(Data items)
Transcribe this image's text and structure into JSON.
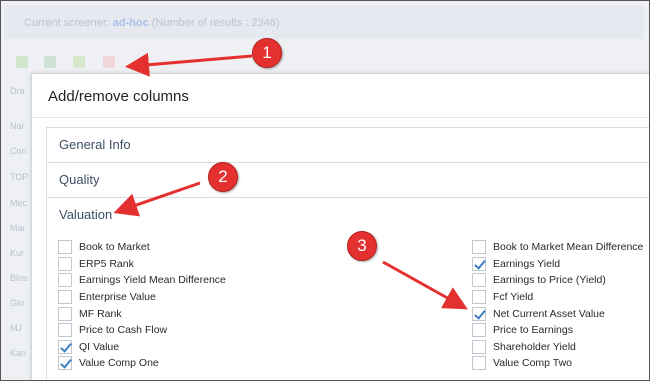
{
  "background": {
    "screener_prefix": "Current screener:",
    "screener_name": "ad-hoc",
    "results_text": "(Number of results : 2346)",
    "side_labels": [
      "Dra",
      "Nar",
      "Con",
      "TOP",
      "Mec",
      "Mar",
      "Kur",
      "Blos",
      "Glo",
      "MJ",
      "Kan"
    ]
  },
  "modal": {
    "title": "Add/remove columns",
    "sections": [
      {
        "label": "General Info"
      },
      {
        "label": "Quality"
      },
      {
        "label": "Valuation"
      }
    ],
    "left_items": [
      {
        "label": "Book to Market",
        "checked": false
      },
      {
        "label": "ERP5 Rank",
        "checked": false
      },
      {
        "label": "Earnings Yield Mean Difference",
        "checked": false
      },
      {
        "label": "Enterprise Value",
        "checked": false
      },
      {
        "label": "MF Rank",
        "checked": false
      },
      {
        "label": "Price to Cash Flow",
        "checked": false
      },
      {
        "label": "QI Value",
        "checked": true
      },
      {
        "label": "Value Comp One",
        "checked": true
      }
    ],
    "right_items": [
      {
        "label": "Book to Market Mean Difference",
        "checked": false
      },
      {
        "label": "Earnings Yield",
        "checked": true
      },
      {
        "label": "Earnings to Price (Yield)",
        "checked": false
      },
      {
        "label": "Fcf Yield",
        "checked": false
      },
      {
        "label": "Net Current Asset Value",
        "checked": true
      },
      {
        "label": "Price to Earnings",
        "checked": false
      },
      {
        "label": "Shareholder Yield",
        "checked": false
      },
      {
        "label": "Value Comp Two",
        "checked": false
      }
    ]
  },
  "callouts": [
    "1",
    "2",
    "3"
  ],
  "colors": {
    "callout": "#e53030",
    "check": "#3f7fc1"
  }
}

EXERCISE AIM:
Filter the data for the string "Market" and copy every line that has it.

EXPECTED OUTPUT:
        "label": "Book to Market",
        "label": "Book to Market Mean Difference",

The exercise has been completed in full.